§ STATED GOAL: Repeat what the lines below say, word for word, and skip every image.

Collected data:
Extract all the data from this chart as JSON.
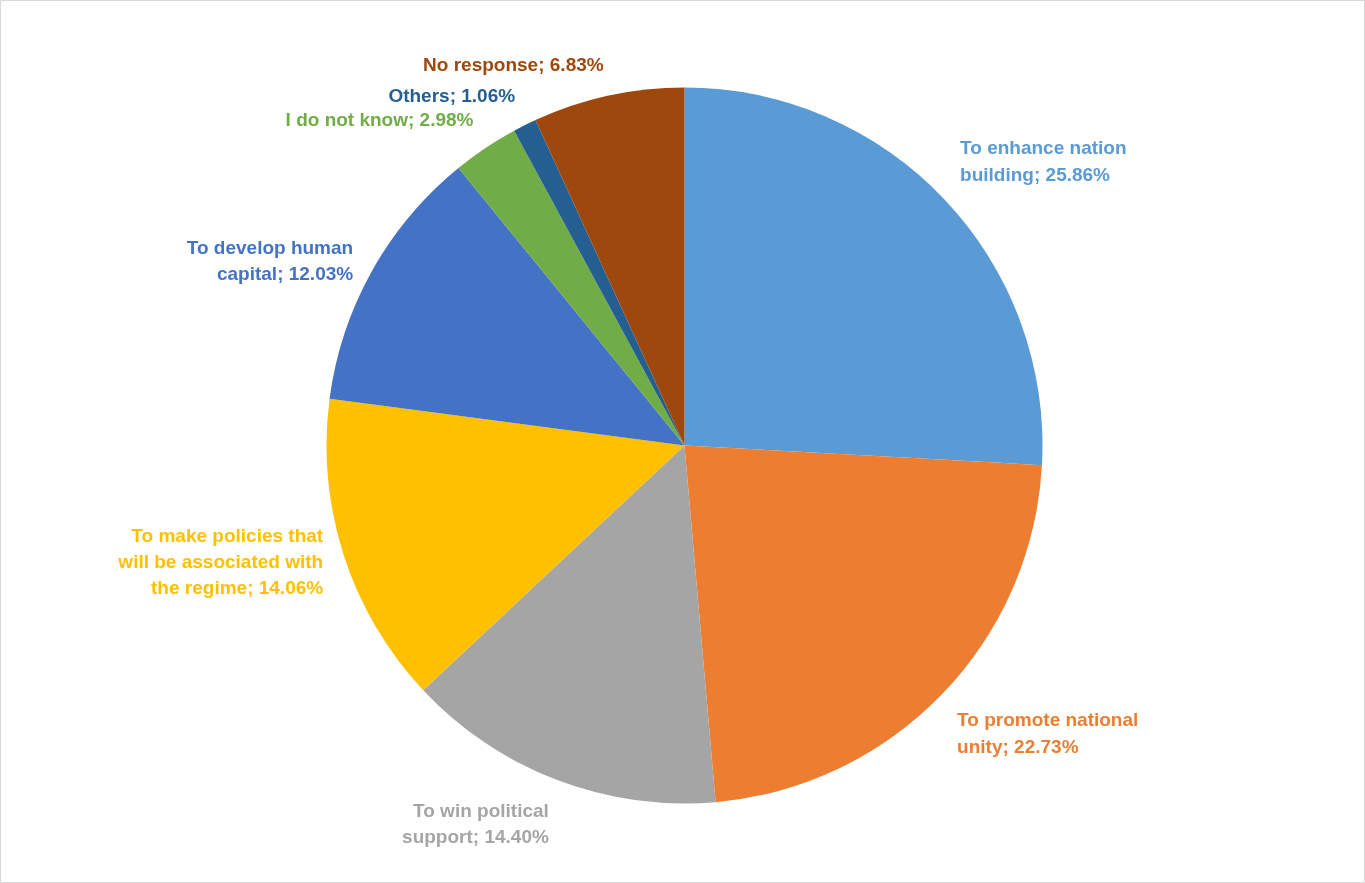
{
  "chart_data": {
    "type": "pie",
    "categories": [
      "To enhance nation building",
      "To promote national unity",
      "To win political support",
      "To make policies that will be associated with the regime",
      "To develop human capital",
      "I do not know",
      "Others",
      "No response"
    ],
    "values": [
      25.86,
      22.73,
      14.4,
      14.06,
      12.03,
      2.98,
      1.06,
      6.83
    ],
    "colors": [
      "#5b9bd5",
      "#ed7d31",
      "#a5a5a5",
      "#ffc000",
      "#4472c4",
      "#70ad47",
      "#255e91",
      "#9e480e"
    ],
    "value_labels": [
      "25.86%",
      "22.73%",
      "14.40%",
      "14.06%",
      "12.03%",
      "2.98%",
      "1.06%",
      "6.83%"
    ]
  }
}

§ RESULT:
Extract all the data from this chart as JSON.
{
  "chart_data": {
    "type": "pie",
    "categories": [
      "To enhance nation building",
      "To promote national unity",
      "To win political support",
      "To make policies that will be associated with the regime",
      "To develop human capital",
      "I do not know",
      "Others",
      "No response"
    ],
    "values": [
      25.86,
      22.73,
      14.4,
      14.06,
      12.03,
      2.98,
      1.06,
      6.83
    ],
    "colors": [
      "#5b9bd5",
      "#ed7d31",
      "#a5a5a5",
      "#ffc000",
      "#4472c4",
      "#70ad47",
      "#255e91",
      "#9e480e"
    ],
    "value_labels": [
      "25.86%",
      "22.73%",
      "14.40%",
      "14.06%",
      "12.03%",
      "2.98%",
      "1.06%",
      "6.83%"
    ]
  }
}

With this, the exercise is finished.